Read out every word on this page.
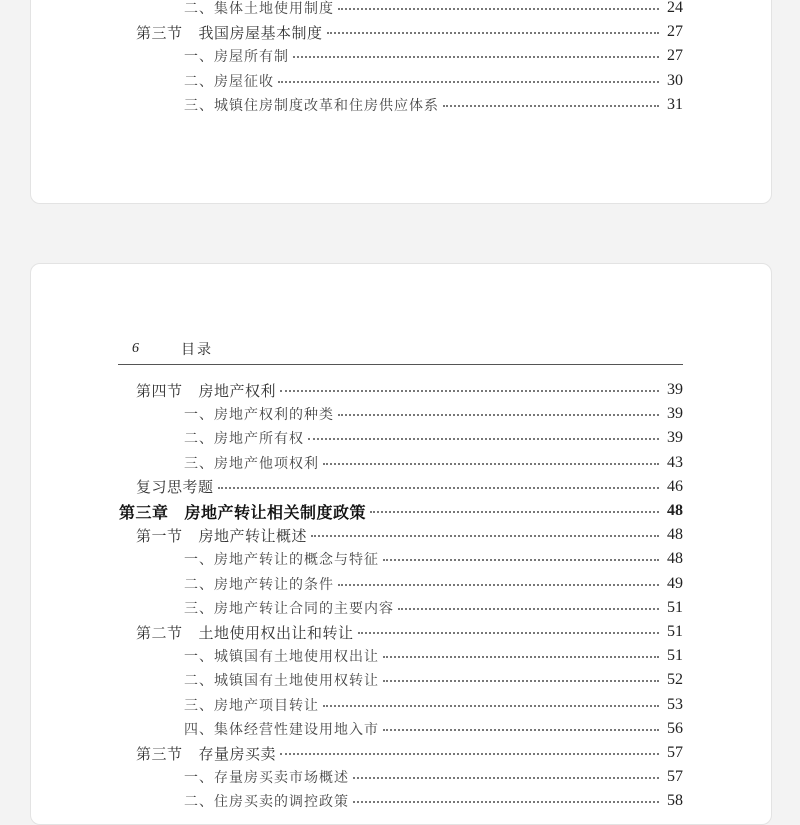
二、集体土地使用制度	24
第三节 我国房屋基本制度	27
一、房屋所有制	27
二、房屋征收	30
三、城镇住房制度改革和住房供应体系	31
6	目录
第四节 房地产权利	39
一、房地产权利的种类	39
二、房地产所有权	39
三、房地产他项权利	43
复习思考题	46
第三章 房地产转让相关制度政策	48
第一节 房地产转让概述	48
一、房地产转让的概念与特征	48
二、房地产转让的条件	49
三、房地产转让合同的主要内容	51
第二节 土地使用权出让和转让	51
一、城镇国有土地使用权出让	51
二、城镇国有土地使用权转让	52
三、房地产项目转让	53
四、集体经营性建设用地入市	56
第三节 存量房买卖	57
一、存量房买卖市场概述	57
二、住房买卖的调控政策	58
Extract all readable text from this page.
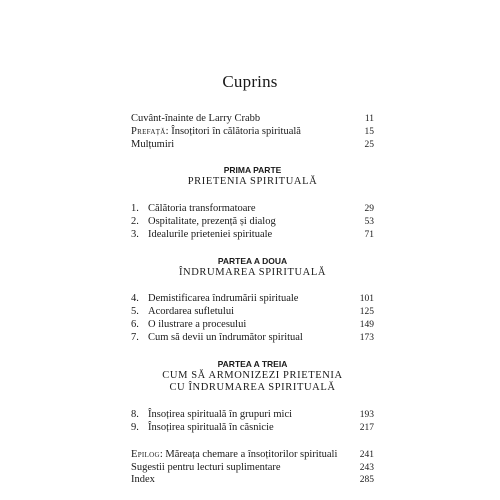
Cuprins
Cuvânt-înainte de Larry Crabb	11
Prefață: Însoțitori în călătoria spirituală	15
Mulțumiri	25
PRIMA PARTE
PRIETENIA SPIRITUALĂ
1. Călătoria transformatoare	29
2. Ospitalitate, prezență și dialog	53
3. Idealurile prieteniei spirituale	71
PARTEA A DOUA
ÎNDRUMAREA SPIRITUALĂ
4. Demistificarea îndrumării spirituale	101
5. Acordarea sufletului	125
6. O ilustrare a procesului	149
7. Cum să devii un îndrumător spiritual	173
PARTEA A TREIA
CUM SĂ ARMONIZEZI PRIETENIA
CU ÎNDRUMAREA SPIRITUALĂ
8. Însoțirea spirituală în grupuri mici	193
9. Însoțirea spirituală în căsnicie	217
Epilog: Măreața chemare a însoțitorilor spirituali	241
Sugestii pentru lecturi suplimentare	243
Index	285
============
PROBLEM TO WORK ON ::
What is the number of lines above that contain "ÎNDRUMAREA"? Answer with that number only.

WRITTEN SOLUTION ::
2